▸ DATA SHOWN:
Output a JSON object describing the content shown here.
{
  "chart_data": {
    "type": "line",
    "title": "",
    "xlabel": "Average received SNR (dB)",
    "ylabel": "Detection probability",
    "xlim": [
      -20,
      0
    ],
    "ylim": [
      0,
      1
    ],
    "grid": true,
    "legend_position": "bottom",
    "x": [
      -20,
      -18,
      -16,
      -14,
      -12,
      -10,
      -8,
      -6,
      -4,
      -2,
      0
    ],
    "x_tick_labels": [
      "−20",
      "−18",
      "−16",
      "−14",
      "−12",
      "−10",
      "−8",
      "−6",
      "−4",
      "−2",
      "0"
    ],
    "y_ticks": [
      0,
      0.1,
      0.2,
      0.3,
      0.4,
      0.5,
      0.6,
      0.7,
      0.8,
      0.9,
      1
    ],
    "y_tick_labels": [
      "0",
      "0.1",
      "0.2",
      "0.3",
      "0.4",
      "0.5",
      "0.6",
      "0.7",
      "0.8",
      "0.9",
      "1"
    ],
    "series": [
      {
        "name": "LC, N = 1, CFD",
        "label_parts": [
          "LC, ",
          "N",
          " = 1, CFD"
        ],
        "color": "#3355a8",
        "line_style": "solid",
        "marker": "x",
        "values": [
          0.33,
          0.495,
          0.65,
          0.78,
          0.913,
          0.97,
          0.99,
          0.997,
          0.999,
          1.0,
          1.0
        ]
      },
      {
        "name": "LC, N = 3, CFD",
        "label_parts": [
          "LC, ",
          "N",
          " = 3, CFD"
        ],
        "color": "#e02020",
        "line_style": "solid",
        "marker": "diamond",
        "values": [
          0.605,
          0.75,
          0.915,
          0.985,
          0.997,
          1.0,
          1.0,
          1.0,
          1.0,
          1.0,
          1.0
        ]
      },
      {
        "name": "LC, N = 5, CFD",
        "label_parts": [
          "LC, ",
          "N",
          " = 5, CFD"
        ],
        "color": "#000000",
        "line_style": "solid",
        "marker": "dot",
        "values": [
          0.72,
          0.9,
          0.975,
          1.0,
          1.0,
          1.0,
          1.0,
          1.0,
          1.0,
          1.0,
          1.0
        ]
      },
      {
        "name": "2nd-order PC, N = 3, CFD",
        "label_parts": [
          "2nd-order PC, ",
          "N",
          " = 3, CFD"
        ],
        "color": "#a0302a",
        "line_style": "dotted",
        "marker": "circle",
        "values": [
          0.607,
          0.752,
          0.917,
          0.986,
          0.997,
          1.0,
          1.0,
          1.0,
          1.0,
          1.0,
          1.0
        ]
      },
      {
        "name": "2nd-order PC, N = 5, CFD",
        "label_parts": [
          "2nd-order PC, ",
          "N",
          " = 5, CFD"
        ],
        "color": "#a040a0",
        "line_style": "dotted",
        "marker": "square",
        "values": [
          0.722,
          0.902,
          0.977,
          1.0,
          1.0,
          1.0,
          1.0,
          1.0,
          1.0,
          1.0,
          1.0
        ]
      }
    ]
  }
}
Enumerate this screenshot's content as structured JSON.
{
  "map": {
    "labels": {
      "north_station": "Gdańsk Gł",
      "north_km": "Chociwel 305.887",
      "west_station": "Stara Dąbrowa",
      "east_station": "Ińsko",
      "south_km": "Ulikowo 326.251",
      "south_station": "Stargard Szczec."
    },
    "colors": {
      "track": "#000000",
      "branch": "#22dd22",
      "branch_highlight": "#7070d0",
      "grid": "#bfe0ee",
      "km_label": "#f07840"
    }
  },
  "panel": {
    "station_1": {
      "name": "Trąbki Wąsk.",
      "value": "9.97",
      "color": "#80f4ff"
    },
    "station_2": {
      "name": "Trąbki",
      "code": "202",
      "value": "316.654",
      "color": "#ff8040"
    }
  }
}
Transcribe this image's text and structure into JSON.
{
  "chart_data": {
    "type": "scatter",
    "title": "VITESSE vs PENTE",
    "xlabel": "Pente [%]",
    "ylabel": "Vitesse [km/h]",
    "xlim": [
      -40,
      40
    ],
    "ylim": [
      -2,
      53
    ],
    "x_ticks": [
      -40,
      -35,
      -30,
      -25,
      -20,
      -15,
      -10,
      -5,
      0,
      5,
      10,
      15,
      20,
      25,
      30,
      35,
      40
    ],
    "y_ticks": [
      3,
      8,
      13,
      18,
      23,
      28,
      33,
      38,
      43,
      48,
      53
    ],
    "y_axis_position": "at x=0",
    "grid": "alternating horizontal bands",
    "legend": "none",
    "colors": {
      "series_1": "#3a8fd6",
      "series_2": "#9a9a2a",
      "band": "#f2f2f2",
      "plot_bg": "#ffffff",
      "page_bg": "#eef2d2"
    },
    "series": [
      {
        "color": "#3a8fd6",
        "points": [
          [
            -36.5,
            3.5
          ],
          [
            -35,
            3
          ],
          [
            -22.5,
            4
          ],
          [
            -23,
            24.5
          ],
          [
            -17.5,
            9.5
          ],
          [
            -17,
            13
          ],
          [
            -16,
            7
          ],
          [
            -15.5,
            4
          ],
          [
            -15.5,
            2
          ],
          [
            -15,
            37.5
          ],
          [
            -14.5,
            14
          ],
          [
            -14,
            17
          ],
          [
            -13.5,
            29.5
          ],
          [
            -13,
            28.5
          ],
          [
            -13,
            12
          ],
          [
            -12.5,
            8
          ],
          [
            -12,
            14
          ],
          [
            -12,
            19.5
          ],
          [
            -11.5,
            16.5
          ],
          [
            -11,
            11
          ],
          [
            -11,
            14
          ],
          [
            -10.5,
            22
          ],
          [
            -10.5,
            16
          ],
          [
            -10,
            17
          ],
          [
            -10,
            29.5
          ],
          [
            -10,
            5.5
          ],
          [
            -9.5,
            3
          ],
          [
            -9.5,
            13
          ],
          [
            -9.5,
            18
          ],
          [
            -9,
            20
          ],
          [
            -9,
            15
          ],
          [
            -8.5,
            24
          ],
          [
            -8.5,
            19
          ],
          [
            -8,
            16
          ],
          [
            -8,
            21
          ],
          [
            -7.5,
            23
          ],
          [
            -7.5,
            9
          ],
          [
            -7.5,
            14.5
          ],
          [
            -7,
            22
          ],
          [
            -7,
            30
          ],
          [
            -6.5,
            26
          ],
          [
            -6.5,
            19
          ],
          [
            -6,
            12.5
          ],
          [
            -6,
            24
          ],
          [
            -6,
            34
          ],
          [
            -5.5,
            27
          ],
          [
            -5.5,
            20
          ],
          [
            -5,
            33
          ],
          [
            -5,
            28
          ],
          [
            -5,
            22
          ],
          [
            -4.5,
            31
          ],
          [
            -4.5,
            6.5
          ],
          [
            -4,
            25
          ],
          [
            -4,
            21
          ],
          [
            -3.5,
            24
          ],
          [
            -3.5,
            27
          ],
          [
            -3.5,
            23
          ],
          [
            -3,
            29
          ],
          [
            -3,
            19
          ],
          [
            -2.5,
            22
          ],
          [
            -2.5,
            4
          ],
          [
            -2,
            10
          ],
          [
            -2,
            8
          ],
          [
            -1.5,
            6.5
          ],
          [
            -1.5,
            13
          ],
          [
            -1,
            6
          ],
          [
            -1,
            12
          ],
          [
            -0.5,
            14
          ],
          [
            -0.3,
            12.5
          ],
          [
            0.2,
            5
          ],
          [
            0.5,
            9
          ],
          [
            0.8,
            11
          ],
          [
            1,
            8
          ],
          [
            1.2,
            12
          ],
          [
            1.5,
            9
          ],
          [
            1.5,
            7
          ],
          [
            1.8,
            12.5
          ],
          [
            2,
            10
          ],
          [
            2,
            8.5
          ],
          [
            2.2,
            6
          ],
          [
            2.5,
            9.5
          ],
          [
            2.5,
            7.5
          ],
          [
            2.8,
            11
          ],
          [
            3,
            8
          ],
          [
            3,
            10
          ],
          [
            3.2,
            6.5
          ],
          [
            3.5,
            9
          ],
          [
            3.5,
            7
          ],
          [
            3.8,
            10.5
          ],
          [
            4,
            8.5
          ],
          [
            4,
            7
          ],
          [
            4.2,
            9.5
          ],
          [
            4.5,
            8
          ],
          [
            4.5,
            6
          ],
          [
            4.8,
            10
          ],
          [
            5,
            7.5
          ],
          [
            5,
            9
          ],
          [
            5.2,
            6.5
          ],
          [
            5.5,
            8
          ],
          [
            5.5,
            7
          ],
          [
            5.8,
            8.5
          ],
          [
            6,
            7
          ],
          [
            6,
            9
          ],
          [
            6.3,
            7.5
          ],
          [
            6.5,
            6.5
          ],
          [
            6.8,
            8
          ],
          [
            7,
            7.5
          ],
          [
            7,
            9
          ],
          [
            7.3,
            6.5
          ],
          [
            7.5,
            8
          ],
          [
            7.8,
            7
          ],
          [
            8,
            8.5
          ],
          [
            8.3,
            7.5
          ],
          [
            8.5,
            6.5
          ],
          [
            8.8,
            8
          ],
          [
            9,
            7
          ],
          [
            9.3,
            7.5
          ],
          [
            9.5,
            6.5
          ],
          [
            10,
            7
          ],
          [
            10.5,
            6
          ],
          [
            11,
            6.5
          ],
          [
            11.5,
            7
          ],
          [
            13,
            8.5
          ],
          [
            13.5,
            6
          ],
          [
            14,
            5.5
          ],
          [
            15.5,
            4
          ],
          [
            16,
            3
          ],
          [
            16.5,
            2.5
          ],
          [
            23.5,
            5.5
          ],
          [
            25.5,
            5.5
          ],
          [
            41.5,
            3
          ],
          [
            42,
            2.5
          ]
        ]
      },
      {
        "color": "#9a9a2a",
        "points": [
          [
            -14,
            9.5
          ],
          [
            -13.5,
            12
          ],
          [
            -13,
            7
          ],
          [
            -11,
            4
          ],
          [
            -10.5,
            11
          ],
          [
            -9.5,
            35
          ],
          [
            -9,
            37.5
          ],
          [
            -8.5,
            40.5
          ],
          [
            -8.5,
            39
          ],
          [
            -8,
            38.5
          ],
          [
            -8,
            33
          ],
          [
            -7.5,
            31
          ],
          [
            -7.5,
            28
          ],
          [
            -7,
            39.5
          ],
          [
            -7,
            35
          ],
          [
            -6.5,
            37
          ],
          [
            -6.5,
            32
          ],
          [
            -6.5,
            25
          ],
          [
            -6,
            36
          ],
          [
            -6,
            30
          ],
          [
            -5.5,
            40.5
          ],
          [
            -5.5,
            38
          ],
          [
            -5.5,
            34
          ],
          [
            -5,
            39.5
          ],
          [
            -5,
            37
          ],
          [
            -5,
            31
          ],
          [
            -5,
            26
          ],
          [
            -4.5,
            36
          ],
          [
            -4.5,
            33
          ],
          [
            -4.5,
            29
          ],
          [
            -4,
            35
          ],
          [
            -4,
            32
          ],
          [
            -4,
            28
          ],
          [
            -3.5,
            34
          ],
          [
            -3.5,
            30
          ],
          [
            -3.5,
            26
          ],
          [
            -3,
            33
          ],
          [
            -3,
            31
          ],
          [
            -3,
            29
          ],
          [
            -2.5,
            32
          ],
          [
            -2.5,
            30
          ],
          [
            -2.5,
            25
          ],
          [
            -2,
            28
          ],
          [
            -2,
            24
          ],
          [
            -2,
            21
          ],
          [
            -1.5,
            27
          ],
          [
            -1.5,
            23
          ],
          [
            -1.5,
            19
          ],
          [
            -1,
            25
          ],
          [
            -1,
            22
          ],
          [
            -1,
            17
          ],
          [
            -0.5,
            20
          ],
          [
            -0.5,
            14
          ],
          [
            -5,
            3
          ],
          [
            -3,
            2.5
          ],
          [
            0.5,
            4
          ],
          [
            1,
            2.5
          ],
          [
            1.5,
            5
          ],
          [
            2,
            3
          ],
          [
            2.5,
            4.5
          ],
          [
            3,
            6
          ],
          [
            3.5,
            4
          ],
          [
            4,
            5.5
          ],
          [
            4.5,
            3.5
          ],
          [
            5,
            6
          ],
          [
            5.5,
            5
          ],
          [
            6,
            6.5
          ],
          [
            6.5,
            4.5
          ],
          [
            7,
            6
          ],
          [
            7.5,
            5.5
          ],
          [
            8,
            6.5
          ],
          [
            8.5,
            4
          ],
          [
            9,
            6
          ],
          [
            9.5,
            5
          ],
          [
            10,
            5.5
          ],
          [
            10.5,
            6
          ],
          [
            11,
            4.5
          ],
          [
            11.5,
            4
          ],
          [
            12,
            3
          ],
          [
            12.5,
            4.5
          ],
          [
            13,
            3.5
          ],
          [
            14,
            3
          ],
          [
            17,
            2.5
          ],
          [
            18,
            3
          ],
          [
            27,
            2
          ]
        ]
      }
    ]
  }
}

▸ GIVEN TASK:
Give only a number: how many lines of the data hold the string "ylabel"?

▸ OUTPUT OF THE EXERCISE:
2